Given exercise: Select from the data all lines with the word "Power".

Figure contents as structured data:
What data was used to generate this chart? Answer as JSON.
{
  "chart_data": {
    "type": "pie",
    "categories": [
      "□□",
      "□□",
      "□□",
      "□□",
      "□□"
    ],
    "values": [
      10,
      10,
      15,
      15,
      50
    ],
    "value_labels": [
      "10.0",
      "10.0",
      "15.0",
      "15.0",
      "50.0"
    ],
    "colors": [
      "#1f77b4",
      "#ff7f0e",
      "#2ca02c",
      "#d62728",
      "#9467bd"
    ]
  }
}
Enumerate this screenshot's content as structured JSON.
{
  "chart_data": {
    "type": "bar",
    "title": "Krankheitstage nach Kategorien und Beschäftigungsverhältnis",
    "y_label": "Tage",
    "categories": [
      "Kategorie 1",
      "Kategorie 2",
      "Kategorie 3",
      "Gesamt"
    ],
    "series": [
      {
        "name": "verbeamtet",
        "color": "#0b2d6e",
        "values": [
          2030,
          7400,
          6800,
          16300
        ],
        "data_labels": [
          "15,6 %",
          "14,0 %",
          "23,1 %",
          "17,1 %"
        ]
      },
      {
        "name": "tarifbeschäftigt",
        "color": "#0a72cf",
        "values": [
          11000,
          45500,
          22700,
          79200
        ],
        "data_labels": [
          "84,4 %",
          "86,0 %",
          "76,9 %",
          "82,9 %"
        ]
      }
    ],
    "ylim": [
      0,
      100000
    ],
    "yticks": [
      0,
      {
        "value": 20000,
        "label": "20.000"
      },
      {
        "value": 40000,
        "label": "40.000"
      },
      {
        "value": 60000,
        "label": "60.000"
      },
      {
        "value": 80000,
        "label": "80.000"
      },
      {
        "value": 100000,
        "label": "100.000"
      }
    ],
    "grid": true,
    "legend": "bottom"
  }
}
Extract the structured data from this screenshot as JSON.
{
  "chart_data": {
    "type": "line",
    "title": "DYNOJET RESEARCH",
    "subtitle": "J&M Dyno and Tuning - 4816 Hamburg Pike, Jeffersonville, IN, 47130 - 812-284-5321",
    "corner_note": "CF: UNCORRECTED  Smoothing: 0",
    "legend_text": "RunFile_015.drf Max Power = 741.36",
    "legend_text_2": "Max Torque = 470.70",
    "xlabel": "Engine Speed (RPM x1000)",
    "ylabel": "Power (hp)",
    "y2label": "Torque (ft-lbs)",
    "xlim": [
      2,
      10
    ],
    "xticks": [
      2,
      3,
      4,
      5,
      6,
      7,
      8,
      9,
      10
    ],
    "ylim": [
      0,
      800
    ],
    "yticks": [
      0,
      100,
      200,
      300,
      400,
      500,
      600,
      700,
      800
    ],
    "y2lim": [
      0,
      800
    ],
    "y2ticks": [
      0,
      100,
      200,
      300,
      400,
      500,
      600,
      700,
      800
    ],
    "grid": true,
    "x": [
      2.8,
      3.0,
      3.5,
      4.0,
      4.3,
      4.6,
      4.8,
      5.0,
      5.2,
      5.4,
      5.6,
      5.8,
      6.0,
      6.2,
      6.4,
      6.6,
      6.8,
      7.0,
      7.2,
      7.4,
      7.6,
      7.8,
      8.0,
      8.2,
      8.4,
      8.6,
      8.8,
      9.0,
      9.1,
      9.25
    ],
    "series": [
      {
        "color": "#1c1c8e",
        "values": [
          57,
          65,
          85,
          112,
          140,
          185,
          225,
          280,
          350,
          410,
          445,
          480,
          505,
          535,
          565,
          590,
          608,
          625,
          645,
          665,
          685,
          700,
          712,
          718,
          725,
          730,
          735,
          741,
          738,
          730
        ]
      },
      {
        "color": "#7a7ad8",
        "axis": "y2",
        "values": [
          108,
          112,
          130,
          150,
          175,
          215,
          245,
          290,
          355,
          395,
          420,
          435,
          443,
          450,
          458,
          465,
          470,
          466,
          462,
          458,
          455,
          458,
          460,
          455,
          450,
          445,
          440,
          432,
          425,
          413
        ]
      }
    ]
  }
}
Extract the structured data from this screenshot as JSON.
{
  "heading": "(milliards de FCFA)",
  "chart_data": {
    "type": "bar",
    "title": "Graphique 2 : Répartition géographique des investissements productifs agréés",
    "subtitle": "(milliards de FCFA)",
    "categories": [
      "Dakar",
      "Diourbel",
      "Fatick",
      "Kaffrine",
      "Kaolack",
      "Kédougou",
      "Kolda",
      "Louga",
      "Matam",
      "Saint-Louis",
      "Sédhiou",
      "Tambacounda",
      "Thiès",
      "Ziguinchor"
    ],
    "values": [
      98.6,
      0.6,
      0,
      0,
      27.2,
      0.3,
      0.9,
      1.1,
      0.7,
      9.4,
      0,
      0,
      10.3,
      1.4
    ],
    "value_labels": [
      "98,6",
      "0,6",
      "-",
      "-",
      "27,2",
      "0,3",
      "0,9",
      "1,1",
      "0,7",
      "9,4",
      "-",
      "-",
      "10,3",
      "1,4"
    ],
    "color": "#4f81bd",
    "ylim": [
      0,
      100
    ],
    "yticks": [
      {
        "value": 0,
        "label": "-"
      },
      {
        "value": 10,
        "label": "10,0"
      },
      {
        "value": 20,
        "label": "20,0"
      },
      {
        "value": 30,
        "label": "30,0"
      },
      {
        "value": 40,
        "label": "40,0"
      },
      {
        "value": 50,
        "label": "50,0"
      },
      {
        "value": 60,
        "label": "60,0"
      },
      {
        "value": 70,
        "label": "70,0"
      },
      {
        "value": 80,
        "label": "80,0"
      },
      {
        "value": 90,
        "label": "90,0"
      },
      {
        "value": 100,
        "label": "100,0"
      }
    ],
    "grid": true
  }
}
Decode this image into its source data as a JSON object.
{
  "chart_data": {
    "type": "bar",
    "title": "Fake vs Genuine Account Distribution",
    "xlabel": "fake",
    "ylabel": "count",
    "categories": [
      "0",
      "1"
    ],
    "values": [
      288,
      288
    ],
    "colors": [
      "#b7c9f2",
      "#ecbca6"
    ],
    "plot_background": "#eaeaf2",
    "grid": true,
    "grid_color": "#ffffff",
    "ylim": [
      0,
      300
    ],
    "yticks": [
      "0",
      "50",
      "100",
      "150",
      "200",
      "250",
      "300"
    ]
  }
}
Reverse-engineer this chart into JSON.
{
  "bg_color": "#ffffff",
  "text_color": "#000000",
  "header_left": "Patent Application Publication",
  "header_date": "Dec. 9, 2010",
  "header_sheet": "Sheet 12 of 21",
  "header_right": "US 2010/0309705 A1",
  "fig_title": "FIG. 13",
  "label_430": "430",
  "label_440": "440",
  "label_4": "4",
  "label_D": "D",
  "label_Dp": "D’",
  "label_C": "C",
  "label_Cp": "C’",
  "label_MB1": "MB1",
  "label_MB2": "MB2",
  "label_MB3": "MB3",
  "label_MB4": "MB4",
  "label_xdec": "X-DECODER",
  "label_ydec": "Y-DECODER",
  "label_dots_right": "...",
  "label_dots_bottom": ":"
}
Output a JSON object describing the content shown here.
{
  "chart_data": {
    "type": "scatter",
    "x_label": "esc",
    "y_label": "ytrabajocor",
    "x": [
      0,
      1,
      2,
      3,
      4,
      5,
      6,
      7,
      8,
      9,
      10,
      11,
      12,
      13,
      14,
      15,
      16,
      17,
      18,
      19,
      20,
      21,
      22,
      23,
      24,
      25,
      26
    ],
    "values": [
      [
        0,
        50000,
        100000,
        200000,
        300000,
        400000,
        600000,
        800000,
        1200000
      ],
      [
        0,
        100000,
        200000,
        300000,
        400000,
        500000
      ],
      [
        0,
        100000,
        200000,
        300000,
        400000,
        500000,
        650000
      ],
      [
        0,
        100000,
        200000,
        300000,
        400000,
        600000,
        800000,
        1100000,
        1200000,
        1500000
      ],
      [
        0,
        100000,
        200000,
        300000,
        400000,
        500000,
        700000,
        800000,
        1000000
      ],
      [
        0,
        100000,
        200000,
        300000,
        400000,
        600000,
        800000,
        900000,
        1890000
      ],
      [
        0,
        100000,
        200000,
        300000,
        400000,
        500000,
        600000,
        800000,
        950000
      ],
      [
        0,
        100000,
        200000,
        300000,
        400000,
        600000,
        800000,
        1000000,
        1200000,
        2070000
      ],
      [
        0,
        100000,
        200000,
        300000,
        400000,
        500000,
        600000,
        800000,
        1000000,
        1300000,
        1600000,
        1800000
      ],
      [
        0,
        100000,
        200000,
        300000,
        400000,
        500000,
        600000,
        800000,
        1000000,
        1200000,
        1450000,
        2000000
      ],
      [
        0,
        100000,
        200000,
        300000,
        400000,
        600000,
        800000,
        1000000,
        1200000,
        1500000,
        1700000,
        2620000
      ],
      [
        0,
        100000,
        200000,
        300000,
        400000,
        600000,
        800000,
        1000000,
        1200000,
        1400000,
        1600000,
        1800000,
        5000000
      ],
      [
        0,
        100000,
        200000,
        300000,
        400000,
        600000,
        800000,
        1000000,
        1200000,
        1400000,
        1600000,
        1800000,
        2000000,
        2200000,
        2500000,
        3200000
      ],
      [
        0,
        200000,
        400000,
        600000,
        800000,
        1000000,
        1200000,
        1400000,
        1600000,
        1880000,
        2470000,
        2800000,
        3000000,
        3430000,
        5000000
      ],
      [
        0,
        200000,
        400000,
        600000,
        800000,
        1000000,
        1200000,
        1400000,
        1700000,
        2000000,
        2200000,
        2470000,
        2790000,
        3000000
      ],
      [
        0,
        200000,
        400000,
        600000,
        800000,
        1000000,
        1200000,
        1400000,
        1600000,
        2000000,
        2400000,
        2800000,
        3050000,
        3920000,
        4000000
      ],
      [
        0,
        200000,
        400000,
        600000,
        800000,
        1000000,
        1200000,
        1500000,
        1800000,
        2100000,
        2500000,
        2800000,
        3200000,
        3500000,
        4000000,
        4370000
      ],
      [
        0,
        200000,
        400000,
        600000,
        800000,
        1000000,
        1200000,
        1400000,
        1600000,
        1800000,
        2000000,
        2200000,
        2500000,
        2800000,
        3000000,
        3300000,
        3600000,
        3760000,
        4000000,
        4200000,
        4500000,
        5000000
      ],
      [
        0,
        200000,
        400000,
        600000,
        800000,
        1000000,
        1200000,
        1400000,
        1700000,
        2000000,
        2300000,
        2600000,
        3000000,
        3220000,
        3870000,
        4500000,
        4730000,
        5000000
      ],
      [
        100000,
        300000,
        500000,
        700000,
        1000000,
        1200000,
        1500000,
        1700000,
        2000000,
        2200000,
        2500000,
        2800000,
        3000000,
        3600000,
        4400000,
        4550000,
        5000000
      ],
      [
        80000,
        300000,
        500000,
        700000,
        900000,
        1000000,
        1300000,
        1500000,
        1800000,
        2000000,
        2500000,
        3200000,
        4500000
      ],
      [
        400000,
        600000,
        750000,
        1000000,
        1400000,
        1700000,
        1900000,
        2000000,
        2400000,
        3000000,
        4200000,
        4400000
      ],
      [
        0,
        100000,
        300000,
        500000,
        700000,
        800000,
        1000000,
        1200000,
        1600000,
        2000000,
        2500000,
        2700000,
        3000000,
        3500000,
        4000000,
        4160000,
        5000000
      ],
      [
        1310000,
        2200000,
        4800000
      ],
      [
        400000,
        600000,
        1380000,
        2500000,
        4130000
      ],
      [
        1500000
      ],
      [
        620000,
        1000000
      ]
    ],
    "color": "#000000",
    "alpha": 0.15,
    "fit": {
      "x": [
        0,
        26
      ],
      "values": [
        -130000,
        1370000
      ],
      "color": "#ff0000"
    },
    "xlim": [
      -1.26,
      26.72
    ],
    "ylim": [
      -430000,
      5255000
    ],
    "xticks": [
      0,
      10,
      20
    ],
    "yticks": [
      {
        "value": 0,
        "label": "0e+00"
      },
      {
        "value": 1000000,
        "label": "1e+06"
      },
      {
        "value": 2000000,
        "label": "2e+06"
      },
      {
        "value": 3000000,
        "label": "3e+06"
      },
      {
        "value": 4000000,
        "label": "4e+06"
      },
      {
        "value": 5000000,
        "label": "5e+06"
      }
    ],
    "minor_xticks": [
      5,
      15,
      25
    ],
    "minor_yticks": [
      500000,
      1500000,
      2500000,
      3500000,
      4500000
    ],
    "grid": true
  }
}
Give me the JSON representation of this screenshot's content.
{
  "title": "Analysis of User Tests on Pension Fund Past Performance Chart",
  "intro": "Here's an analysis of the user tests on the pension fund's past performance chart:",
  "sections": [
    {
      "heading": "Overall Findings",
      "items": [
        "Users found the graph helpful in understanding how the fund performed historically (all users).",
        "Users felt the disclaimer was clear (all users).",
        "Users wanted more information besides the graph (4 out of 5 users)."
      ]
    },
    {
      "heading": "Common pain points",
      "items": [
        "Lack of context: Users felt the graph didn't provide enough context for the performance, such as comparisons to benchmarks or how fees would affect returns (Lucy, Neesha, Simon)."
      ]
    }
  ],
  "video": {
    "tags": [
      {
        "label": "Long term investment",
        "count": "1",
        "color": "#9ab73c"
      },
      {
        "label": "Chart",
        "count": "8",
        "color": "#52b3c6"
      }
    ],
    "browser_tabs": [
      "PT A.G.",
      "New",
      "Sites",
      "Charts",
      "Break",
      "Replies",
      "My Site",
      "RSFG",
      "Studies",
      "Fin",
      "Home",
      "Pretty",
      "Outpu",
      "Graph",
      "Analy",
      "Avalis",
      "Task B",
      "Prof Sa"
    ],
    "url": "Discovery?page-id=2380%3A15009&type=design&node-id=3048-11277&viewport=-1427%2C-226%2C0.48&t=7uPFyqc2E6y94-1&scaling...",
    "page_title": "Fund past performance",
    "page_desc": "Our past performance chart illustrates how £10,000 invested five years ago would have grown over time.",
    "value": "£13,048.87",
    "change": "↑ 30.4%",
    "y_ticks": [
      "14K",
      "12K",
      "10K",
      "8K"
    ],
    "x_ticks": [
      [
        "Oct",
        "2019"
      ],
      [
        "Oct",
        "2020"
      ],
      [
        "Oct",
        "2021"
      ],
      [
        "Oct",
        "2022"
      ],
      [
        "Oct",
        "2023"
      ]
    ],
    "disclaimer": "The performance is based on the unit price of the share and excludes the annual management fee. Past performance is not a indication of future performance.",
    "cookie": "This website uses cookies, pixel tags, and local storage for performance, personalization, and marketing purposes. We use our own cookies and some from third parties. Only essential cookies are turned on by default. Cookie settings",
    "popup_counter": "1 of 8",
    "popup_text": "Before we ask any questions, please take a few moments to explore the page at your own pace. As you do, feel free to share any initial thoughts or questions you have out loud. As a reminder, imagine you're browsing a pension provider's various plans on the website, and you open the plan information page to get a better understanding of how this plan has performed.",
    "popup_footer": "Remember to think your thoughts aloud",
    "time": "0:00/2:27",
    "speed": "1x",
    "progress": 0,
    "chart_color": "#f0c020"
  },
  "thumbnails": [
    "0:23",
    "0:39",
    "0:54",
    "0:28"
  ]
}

Result of the exercise:
    "legend_text": "RunFile_015.drf Max Power = 741.36",
    "ylabel": "Power (hp)",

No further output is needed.